## Stated problem A
Copy the Cyber PMM excerpt between "Imagine if you" and "to aspire to.", inclusive, switching "CFO" to "CEO".

## Document excerpt
※
Imagine if you opened Slack or Teams tomorrow (or whichever tool you use), and your CFO randomly asked you to articulate why you exist using clear business metrics and numbers by the end of the day. How would you answer? 

In the world of Cyber PMMs, this is one of our greatest challenges and opportunities. Our future in this business hinges on our ability to provide concrete metrics that objectively demonstrate our value. The fourth part of our Cyber PMM vision is a critical step in bridging this gap between our roles and the financial part of the business. This post aims to address this measurement challenge and provide a vision for us to aspire to.

Imagine if we got this right

To get past the guessing games, think about what a future with measurement would like. Imagine if we got this right:

  1. Rather than focusing on “dive and catch” reactive heroics, promotions and accolades will be based on measurable performance. 
  2. Entry-level PMMs would understand the criteria for success and they will be able to clearly see their priorities.
  3. We’ll have fewer fire drills since the work we do is measured, so we’ll be focused on what really matters. 
  4. Having less confusion and more clarity about how we’re doing would make for a more fulfilling career.
※
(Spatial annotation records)
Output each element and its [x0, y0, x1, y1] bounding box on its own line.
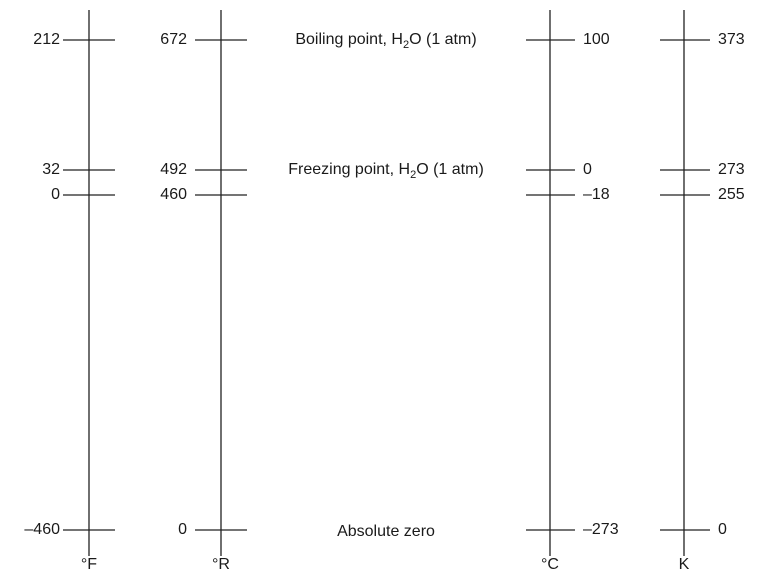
- fahrenheit-value-absolute-zero: –460: [24, 521, 60, 538]
- fahrenheit-value-freezing: 32: [42, 161, 60, 178]
- fahrenheit-unit-label: °F: [80, 556, 98, 573]
- kelvin-value-boiling: 373: [718, 31, 745, 48]
- celsius-value-absolute-zero: –273: [583, 521, 619, 538]
- freezing-point-label: Freezing point, H2O (1 atm): [246, 161, 526, 182]
- rankine-value-zero-f: 460: [160, 186, 187, 203]
- celsius-unit-label: °C: [541, 556, 559, 573]
- celsius-value-freezing: 0: [583, 161, 592, 178]
- rankine-value-freezing: 492: [160, 161, 187, 178]
- kelvin-value-absolute-zero: 0: [718, 521, 727, 538]
- boiling-point-label-suffix: O (1 atm): [409, 31, 477, 48]
- celsius-value-zero-f: –18: [583, 186, 610, 203]
- boiling-point-label-prefix: Boiling point, H: [295, 31, 403, 48]
- kelvin-value-freezing: 273: [718, 161, 745, 178]
- absolute-zero-label: Absolute zero: [337, 523, 435, 540]
- kelvin-value-zero-f: 255: [718, 186, 745, 203]
- rankine-value-boiling: 672: [160, 31, 187, 48]
- boiling-point-label-subscript: 2: [402, 39, 410, 52]
- rankine-unit-label: °R: [212, 556, 230, 573]
- celsius-value-boiling: 100: [583, 31, 610, 48]
- kelvin-unit-label: K: [678, 556, 690, 573]
- fahrenheit-value-boiling: 212: [33, 31, 60, 48]
- rankine-value-absolute-zero: 0: [178, 521, 187, 538]
- freezing-point-label-suffix: O (1 atm): [416, 161, 484, 178]
- freezing-point-label-subscript: 2: [410, 169, 417, 182]
- fahrenheit-value-zero: 0: [51, 186, 60, 203]
- freezing-point-label-prefix: Freezing point, H: [288, 161, 411, 178]
- boiling-point-label: Boiling point, H2O (1 atm): [246, 31, 526, 52]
※
## Stated problem B
Rewrite the records from the line holding "- fahrenheit-value-absolute-zero: –460: [24, 521, 60, 538]" through the end of the records, both included, as a JSON list of strings with one string per line. Leave out blank lines.

## Task output A
Imagine if you opened Slack or Teams tomorrow (or whichever tool you use), and your CEO randomly asked you to articulate why you exist using clear business metrics and numbers by the end of the day. How would you answer? 

In the world of Cyber PMMs, this is one of our greatest challenges and opportunities. Our future in this business hinges on our ability to provide concrete metrics that objectively demonstrate our value. The fourth part of our Cyber PMM vision is a critical step in bridging this gap between our roles and the financial part of the business. This post aims to address this measurement challenge and provide a vision for us to aspire to.

## Task output B
[
  "- fahrenheit-value-absolute-zero: –460: [24, 521, 60, 538]",
  "- fahrenheit-value-freezing: 32: [42, 161, 60, 178]",
  "- fahrenheit-unit-label: °F: [80, 556, 98, 573]",
  "- kelvin-value-boiling: 373: [718, 31, 745, 48]",
  "- celsius-value-absolute-zero: –273: [583, 521, 619, 538]",
  "- freezing-point-label: Freezing point, H2O (1 atm): [246, 161, 526, 182]",
  "- rankine-value-zero-f: 460: [160, 186, 187, 203]",
  "- celsius-unit-label: °C: [541, 556, 559, 573]",
  "- celsius-value-freezing: 0: [583, 161, 592, 178]",
  "- rankine-value-freezing: 492: [160, 161, 187, 178]",
  "- kelvin-value-absolute-zero: 0: [718, 521, 727, 538]",
  "- boiling-point-label-suffix: O (1 atm): [409, 31, 477, 48]",
  "- celsius-value-zero-f: –18: [583, 186, 610, 203]",
  "- boiling-point-label-prefix: Boiling point, H: [295, 31, 403, 48]",
  "- kelvin-value-freezing: 273: [718, 161, 745, 178]",
  "- absolute-zero-label: Absolute zero: [337, 523, 435, 540]",
  "- kelvin-value-zero-f: 255: [718, 186, 745, 203]",
  "- rankine-value-boiling: 672: [160, 31, 187, 48]",
  "- boiling-point-label-subscript: 2: [402, 39, 410, 52]",
  "- rankine-unit-label: °R: [212, 556, 230, 573]",
  "- celsius-value-boiling: 100: [583, 31, 610, 48]",
  "- kelvin-unit-label: K: [678, 556, 690, 573]",
  "- fahrenheit-value-boiling: 212: [33, 31, 60, 48]",
  "- rankine-value-absolute-zero: 0: [178, 521, 187, 538]",
  "- freezing-point-label-suffix: O (1 atm): [416, 161, 484, 178]",
  "- freezing-point-label-subscript: 2: [410, 169, 417, 182]",
  "- fahrenheit-value-zero: 0: [51, 186, 60, 203]",
  "- freezing-point-label-prefix: Freezing point, H: [288, 161, 411, 178]",
  "- boiling-point-label: Boiling point, H2O (1 atm): [246, 31, 526, 52]"
]